ESTRATTO DEL DOCUMENTO =
↓
Con sentenza n. 1161/2008 depositata il 29 gennaio 2008, il Tribunale di Milano ha respinto “il ricorso di Renato Farina, con integrale conferma della decisione n. 27 del 29 marzo-17 aprile 2007 del CNOG, di radiazione dello stesso Farina dall’Ordine dei giornalisti. Il Tribunale ha respinto tutti i motivi di ricorso, pienamente accogliendo le argomentazioni della difesa del Consiglio nazionale.

 

Nella sua decisione il Tribunale ha formulato importanti principi di diritto.

 

In primo luogo ha confermato l’autonomia del procedimento disciplinare rispetto alle vicende del rapporto di iscrizione del giornalista con l’Ordine: le dimissioni (comunque definite o articolate) non possono interrompere il procedimento disciplinare, fra l’altro perché – dato anche il diverso effetto di (auto)cancellazione e di radiazione – se così fosse “risulterebbe possibile giustificare in via generale l’artificiosa immunizzazione di qualunque iscritto ad ordini professionali rispetto a qualunque procedimento disciplinare”.
↑
VOCI FORNITE =
↓
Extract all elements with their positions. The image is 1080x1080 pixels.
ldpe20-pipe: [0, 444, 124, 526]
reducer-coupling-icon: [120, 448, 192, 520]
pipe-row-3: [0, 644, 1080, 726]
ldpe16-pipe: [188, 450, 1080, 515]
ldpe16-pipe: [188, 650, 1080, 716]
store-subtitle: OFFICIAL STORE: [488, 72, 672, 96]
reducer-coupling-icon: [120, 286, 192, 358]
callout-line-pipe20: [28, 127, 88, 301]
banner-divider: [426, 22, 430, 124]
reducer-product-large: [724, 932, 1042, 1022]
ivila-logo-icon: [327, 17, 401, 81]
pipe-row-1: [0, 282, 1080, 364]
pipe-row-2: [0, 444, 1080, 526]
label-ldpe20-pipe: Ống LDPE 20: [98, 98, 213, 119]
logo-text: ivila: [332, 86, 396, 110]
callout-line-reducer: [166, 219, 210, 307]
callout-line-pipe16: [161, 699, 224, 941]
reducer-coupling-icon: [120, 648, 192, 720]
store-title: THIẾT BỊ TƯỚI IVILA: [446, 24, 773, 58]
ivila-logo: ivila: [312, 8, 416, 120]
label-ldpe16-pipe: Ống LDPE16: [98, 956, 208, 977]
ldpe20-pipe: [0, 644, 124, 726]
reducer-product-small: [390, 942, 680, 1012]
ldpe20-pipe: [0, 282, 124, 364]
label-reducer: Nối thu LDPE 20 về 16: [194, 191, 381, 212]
↑
SCOPO DEL COMPITO = Nel testo sulla sentenza relativa a Renato Farina, riporta il tratto da "Con sentenza n." fino a "del Consiglio nazionale." sostituendo "ricorso" con "reclamo".

RISPOSTA QUI SOTTO =
Con sentenza n. 1161/2008 depositata il 29 gennaio 2008, il Tribunale di Milano ha respinto “il reclamo di Renato Farina, con integrale conferma della decisione n. 27 del 29 marzo-17 aprile 2007 del CNOG, di radiazione dello stesso Farina dall’Ordine dei giornalisti. Il Tribunale ha respinto tutti i motivi di reclamo, pienamente accogliendo le argomentazioni della difesa del Consiglio nazionale.